> PROMPT: Locate all lines in the data below that hold "screenshot" and show them.

— begin DATA —

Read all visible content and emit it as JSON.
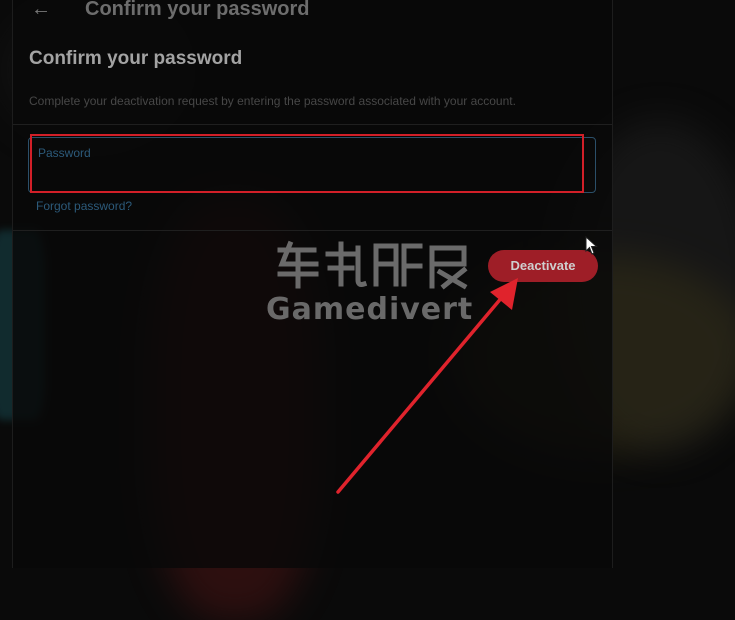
{
  "header": {
    "back_icon": "arrow-left-icon",
    "title": "Confirm your password"
  },
  "main": {
    "title": "Confirm your password",
    "description": "Complete your deactivation request by entering the password associated with your account.",
    "password_field": {
      "label": "Password",
      "value": ""
    },
    "forgot_password_link": "Forgot password?",
    "deactivate_button": "Deactivate"
  },
  "watermark": {
    "text": "Gamedivert"
  },
  "annotations": {
    "highlight_color": "#d21f28",
    "arrow_color": "#e0232c"
  },
  "colors": {
    "button_bg": "#9e1e27",
    "link": "#2c5a7a",
    "field_border": "#2b4f69"
  }
}
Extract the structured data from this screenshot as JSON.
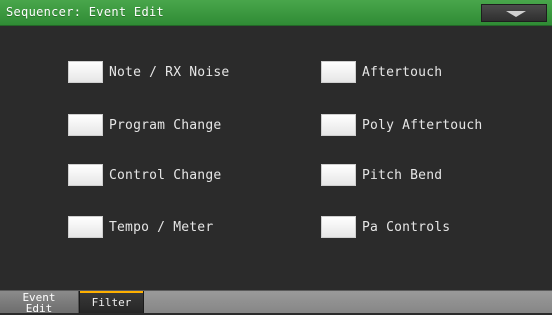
{
  "window": {
    "title": "Sequencer: Event Edit",
    "title_bar_color": "#3f9f44",
    "background_color": "#2b2b2b"
  },
  "checkboxes": [
    {
      "label": "Note / RX Noise",
      "checked": false
    },
    {
      "label": "Program Change",
      "checked": false
    },
    {
      "label": "Control Change",
      "checked": false
    },
    {
      "label": "Tempo / Meter",
      "checked": false
    },
    {
      "label": "Aftertouch",
      "checked": false
    },
    {
      "label": "Poly Aftertouch",
      "checked": false
    },
    {
      "label": "Pitch Bend",
      "checked": false
    },
    {
      "label": "Pa Controls",
      "checked": false
    }
  ],
  "tabs": {
    "event_edit_line1": "Event",
    "event_edit_line2": "Edit",
    "filter": "Filter",
    "active": "Filter",
    "accent_color": "#ffb000"
  },
  "icons": {
    "menu": "chevron-down-icon"
  }
}
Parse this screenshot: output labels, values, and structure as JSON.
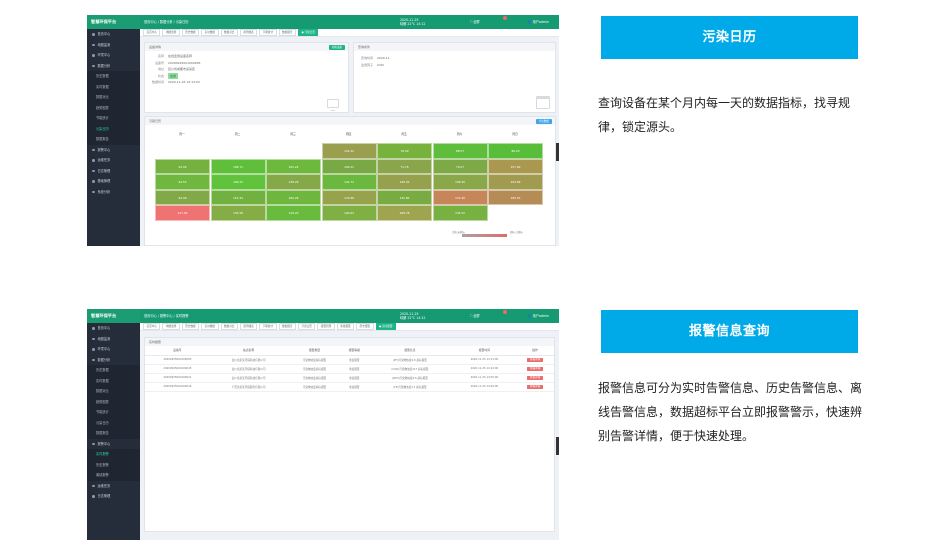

— end DATA —

> FINISHED ANSWER:
Extract the structured data from this screenshot as JSON.
Parse this screenshot: output labels, values, and structure as JSON.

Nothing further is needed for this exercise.